Data lines -
**********

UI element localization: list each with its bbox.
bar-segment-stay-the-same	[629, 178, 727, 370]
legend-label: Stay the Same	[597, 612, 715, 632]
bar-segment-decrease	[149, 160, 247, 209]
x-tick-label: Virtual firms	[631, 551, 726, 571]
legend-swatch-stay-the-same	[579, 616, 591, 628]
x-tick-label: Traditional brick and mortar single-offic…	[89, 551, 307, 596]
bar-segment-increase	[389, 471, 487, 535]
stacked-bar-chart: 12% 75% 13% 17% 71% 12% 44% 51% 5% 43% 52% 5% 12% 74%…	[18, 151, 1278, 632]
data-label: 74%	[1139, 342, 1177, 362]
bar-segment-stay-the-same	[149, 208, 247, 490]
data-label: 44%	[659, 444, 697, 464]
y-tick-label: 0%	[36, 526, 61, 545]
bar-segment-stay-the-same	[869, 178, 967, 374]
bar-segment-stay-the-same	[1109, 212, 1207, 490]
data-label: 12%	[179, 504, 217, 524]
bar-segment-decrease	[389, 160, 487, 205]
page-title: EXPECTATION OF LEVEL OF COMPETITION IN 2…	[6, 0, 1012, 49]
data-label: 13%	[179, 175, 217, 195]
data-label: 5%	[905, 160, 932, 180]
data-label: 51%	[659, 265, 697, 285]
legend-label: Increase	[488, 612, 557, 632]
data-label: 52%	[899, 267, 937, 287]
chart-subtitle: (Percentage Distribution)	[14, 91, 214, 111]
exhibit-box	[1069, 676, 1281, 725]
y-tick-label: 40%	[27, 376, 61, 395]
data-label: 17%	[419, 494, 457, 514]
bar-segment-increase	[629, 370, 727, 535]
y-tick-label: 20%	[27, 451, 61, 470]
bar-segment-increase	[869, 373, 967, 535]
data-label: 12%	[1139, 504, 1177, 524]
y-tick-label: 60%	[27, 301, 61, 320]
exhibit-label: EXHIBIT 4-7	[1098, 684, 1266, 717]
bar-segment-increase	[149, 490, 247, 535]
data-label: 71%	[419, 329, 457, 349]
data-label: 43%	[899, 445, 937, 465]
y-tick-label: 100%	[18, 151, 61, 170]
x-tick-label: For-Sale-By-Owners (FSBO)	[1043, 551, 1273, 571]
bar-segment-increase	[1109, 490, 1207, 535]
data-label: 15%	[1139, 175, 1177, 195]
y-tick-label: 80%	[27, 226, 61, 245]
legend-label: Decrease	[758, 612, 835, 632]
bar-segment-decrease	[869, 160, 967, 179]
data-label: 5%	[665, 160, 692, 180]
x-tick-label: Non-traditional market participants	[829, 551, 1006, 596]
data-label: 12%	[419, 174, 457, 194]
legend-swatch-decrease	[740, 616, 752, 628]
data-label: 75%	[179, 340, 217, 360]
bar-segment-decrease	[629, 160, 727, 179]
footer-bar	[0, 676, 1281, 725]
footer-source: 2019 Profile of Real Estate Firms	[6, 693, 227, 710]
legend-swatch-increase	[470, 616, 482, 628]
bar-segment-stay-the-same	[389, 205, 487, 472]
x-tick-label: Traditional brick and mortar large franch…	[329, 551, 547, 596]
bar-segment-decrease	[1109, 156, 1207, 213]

**********

Reproduce the items without changes, from the first one through the line that contains "494, 457, 514]", including both.

Worked answer -
UI element localization: list each with its bbox.
bar-segment-stay-the-same	[629, 178, 727, 370]
legend-label: Stay the Same	[597, 612, 715, 632]
bar-segment-decrease	[149, 160, 247, 209]
x-tick-label: Virtual firms	[631, 551, 726, 571]
legend-swatch-stay-the-same	[579, 616, 591, 628]
x-tick-label: Traditional brick and mortar single-offic…	[89, 551, 307, 596]
bar-segment-increase	[389, 471, 487, 535]
stacked-bar-chart: 12% 75% 13% 17% 71% 12% 44% 51% 5% 43% 52% 5% 12% 74%…	[18, 151, 1278, 632]
data-label: 74%	[1139, 342, 1177, 362]
bar-segment-stay-the-same	[149, 208, 247, 490]
data-label: 44%	[659, 444, 697, 464]
y-tick-label: 0%	[36, 526, 61, 545]
bar-segment-stay-the-same	[869, 178, 967, 374]
bar-segment-stay-the-same	[1109, 212, 1207, 490]
data-label: 12%	[179, 504, 217, 524]
bar-segment-decrease	[389, 160, 487, 205]
page-title: EXPECTATION OF LEVEL OF COMPETITION IN 2…	[6, 0, 1012, 49]
data-label: 13%	[179, 175, 217, 195]
data-label: 5%	[905, 160, 932, 180]
data-label: 51%	[659, 265, 697, 285]
legend-label: Increase	[488, 612, 557, 632]
data-label: 52%	[899, 267, 937, 287]
chart-subtitle: (Percentage Distribution)	[14, 91, 214, 111]
exhibit-box	[1069, 676, 1281, 725]
y-tick-label: 40%	[27, 376, 61, 395]
data-label: 17%	[419, 494, 457, 514]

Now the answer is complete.